** SUPPLIED RECORDS **

══════

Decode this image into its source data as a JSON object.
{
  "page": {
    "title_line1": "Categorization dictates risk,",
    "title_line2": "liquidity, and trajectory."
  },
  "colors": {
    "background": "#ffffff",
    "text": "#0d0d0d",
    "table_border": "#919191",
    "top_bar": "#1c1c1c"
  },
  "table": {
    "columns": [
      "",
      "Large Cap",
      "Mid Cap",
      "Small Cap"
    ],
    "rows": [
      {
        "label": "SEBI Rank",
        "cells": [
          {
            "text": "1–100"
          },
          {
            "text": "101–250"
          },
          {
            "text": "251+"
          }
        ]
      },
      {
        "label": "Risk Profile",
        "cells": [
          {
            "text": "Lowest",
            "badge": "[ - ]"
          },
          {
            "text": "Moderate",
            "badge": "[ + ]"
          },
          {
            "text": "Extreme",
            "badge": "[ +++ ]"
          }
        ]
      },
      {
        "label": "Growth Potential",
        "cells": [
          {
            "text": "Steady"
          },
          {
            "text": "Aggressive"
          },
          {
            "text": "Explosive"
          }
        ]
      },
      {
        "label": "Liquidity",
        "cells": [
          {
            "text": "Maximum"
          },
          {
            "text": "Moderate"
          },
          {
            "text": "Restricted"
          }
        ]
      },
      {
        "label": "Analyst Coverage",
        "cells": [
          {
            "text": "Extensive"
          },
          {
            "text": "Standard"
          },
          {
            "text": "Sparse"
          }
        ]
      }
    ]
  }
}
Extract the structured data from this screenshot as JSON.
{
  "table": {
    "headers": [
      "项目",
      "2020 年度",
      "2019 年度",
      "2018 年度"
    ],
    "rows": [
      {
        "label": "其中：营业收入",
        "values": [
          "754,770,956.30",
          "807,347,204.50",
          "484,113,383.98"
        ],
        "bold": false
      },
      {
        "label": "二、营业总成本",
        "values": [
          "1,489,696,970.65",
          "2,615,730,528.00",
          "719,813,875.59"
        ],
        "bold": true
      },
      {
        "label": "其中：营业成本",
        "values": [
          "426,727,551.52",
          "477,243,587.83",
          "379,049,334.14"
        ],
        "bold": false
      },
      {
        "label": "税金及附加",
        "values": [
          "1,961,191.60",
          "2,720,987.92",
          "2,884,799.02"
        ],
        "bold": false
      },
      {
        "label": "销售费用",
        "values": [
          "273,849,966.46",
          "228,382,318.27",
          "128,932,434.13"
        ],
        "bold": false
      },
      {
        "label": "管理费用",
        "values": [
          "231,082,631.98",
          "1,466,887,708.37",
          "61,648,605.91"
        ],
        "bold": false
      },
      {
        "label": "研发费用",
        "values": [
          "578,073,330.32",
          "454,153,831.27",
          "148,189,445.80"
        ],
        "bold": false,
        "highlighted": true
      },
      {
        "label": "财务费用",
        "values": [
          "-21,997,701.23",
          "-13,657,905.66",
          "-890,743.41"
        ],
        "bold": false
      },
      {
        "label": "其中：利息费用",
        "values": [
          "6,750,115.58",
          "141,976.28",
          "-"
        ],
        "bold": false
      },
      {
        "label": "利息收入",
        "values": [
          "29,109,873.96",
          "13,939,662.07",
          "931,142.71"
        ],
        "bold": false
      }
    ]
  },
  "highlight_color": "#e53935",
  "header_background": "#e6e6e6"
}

══════

** STATED EXERCISE **
Transcribe every entry word for word.

** RESPONSE BELOW **
Decode this image into its source data as a JSON object.
{
  "page": {
    "title_line1": "Categorization dictates risk,",
    "title_line2": "liquidity, and trajectory."
  },
  "colors": {
    "background": "#ffffff",
    "text": "#0d0d0d",
    "table_border": "#919191",
    "top_bar": "#1c1c1c"
  },
  "table": {
    "columns": [
      "",
      "Large Cap",
      "Mid Cap",
      "Small Cap"
    ],
    "rows": [
      {
        "label": "SEBI Rank",
        "cells": [
          {
            "text": "1–100"
          },
          {
            "text": "101–250"
          },
          {
            "text": "251+"
          }
        ]
      },
      {
        "label": "Risk Profile",
        "cells": [
          {
            "text": "Lowest",
            "badge": "[ - ]"
          },
          {
            "text": "Moderate",
            "badge": "[ + ]"
          },
          {
            "text": "Extreme",
            "badge": "[ +++ ]"
          }
        ]
      },
      {
        "label": "Growth Potential",
        "cells": [
          {
            "text": "Steady"
          },
          {
            "text": "Aggressive"
          },
          {
            "text": "Explosive"
          }
        ]
      },
      {
        "label": "Liquidity",
        "cells": [
          {
            "text": "Maximum"
          },
          {
            "text": "Moderate"
          },
          {
            "text": "Restricted"
          }
        ]
      },
      {
        "label": "Analyst Coverage",
        "cells": [
          {
            "text": "Extensive"
          },
          {
            "text": "Standard"
          },
          {
            "text": "Sparse"
          }
        ]
      }
    ]
  }
}
Extract the structured data from this screenshot as JSON.
{
  "table": {
    "headers": [
      "项目",
      "2020 年度",
      "2019 年度",
      "2018 年度"
    ],
    "rows": [
      {
        "label": "其中：营业收入",
        "values": [
          "754,770,956.30",
          "807,347,204.50",
          "484,113,383.98"
        ],
        "bold": false
      },
      {
        "label": "二、营业总成本",
        "values": [
          "1,489,696,970.65",
          "2,615,730,528.00",
          "719,813,875.59"
        ],
        "bold": true
      },
      {
        "label": "其中：营业成本",
        "values": [
          "426,727,551.52",
          "477,243,587.83",
          "379,049,334.14"
        ],
        "bold": false
      },
      {
        "label": "税金及附加",
        "values": [
          "1,961,191.60",
          "2,720,987.92",
          "2,884,799.02"
        ],
        "bold": false
      },
      {
        "label": "销售费用",
        "values": [
          "273,849,966.46",
          "228,382,318.27",
          "128,932,434.13"
        ],
        "bold": false
      },
      {
        "label": "管理费用",
        "values": [
          "231,082,631.98",
          "1,466,887,708.37",
          "61,648,605.91"
        ],
        "bold": false
      },
      {
        "label": "研发费用",
        "values": [
          "578,073,330.32",
          "454,153,831.27",
          "148,189,445.80"
        ],
        "bold": false,
        "highlighted": true
      },
      {
        "label": "财务费用",
        "values": [
          "-21,997,701.23",
          "-13,657,905.66",
          "-890,743.41"
        ],
        "bold": false
      },
      {
        "label": "其中：利息费用",
        "values": [
          "6,750,115.58",
          "141,976.28",
          "-"
        ],
        "bold": false
      },
      {
        "label": "利息收入",
        "values": [
          "29,109,873.96",
          "13,939,662.07",
          "931,142.71"
        ],
        "bold": false
      }
    ]
  },
  "highlight_color": "#e53935",
  "header_background": "#e6e6e6"
}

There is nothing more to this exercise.